─── Available records

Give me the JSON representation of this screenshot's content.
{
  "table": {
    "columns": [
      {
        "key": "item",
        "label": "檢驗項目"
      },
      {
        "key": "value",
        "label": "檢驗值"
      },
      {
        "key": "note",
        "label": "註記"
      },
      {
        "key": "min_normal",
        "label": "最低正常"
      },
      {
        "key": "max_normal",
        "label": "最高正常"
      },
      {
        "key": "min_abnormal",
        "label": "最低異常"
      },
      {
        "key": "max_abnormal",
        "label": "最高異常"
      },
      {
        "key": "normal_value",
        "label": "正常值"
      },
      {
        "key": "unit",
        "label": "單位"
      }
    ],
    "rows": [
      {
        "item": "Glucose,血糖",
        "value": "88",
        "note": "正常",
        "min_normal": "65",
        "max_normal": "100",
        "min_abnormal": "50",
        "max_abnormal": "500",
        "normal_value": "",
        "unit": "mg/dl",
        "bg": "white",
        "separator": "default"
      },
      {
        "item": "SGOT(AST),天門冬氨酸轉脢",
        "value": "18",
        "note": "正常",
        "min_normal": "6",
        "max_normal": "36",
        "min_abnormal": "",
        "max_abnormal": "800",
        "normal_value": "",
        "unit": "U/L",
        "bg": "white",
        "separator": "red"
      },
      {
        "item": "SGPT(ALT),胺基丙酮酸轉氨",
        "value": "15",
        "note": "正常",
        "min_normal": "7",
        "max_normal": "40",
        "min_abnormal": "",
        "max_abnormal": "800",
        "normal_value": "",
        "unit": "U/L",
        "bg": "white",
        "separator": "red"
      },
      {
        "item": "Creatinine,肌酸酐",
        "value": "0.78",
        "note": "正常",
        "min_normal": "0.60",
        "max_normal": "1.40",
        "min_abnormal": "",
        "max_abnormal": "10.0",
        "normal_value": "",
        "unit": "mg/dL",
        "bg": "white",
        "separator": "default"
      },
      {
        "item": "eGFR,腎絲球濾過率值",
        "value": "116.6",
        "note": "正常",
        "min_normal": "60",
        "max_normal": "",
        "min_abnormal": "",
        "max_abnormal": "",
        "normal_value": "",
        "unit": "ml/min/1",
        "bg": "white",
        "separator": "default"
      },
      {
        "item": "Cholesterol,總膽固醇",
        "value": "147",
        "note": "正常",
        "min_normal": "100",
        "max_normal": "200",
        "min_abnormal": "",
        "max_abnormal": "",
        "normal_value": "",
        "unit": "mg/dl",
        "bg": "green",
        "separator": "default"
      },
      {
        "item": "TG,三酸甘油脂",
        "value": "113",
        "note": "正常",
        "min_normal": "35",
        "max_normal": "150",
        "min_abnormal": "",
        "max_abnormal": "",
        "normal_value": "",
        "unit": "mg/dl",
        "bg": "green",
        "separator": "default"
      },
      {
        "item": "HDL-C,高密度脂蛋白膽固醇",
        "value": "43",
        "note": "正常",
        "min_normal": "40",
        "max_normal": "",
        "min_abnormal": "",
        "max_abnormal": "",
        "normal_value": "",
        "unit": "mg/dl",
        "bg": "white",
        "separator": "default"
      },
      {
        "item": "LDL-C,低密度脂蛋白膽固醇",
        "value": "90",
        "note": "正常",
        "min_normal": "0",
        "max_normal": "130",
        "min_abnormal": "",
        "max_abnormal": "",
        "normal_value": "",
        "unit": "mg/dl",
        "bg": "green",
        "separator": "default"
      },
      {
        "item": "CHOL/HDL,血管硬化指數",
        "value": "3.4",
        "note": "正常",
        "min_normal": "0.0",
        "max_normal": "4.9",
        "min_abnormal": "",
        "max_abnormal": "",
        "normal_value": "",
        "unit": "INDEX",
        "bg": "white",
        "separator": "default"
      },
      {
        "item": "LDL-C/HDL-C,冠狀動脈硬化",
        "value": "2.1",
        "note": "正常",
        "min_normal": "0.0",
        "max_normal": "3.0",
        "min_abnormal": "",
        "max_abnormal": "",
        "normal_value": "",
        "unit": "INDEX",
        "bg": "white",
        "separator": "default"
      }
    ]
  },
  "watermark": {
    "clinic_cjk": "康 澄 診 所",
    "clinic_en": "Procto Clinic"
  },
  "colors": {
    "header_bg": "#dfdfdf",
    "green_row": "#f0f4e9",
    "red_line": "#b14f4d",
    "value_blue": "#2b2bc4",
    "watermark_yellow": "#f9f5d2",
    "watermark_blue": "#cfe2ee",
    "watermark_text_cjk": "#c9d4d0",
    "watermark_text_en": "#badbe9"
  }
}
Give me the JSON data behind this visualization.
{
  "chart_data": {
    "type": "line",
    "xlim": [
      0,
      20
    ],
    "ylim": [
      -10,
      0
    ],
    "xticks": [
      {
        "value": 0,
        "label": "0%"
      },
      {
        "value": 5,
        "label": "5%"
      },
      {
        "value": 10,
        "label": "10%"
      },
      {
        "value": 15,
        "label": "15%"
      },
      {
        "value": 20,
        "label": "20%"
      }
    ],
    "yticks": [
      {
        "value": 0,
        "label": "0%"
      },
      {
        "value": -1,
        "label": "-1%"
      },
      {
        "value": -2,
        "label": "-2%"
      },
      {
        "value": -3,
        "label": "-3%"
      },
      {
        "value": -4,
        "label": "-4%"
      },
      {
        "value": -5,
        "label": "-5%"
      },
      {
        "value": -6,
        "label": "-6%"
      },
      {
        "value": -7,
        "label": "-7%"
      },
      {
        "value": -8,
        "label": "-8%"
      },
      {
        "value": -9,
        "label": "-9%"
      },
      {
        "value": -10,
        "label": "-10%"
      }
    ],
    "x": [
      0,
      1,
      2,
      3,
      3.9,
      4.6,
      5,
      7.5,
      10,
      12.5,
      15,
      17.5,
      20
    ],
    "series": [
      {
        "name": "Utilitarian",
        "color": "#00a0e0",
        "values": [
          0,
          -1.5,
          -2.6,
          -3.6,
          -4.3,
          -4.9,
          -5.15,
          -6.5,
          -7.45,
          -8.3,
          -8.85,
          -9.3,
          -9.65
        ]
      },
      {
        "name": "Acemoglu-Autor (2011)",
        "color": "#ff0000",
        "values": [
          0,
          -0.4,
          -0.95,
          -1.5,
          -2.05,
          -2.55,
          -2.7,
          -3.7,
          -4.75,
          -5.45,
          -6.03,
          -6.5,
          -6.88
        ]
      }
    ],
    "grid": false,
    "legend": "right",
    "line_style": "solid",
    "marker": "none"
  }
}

──────

> **Objective**:
Pull every line containing the word "JSON" out of the entries above.

> **Reply**:
Give me the JSON representation of this screenshot's content.
Give me the JSON data behind this visualization.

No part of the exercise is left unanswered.